[Stored data]

=======

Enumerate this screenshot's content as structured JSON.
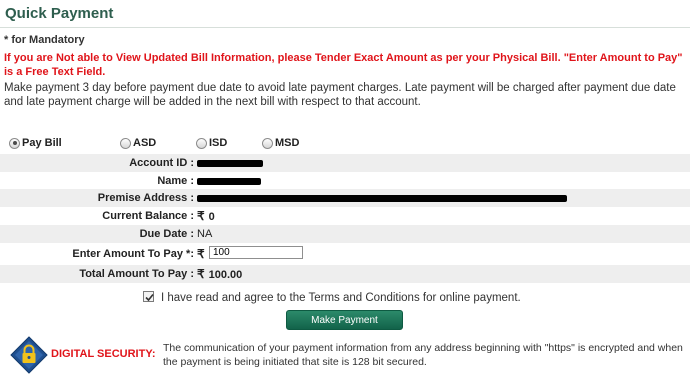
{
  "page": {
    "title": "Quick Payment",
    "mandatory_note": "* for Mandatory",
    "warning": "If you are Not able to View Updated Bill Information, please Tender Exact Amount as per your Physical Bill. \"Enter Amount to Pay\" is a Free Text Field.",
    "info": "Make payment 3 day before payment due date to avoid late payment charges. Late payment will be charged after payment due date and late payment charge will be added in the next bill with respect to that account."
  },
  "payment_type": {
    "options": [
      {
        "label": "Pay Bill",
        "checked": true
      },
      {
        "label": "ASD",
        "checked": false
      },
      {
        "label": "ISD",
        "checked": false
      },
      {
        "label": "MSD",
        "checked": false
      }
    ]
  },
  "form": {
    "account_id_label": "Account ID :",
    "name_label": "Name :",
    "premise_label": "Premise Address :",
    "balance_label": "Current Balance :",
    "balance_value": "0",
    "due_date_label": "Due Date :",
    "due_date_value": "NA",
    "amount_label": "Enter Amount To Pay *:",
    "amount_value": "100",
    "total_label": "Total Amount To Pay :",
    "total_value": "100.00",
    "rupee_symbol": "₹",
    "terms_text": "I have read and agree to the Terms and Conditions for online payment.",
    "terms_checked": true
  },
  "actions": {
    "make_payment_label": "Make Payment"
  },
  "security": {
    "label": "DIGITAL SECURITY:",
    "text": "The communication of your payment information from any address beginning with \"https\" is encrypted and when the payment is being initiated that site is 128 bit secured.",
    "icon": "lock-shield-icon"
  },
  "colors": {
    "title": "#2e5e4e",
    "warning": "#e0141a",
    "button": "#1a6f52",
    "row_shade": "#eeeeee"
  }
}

=======

YOUR GOAL. Of the lines above, how many hold the string "Enter"? Answer with only the number.

RESULT. 2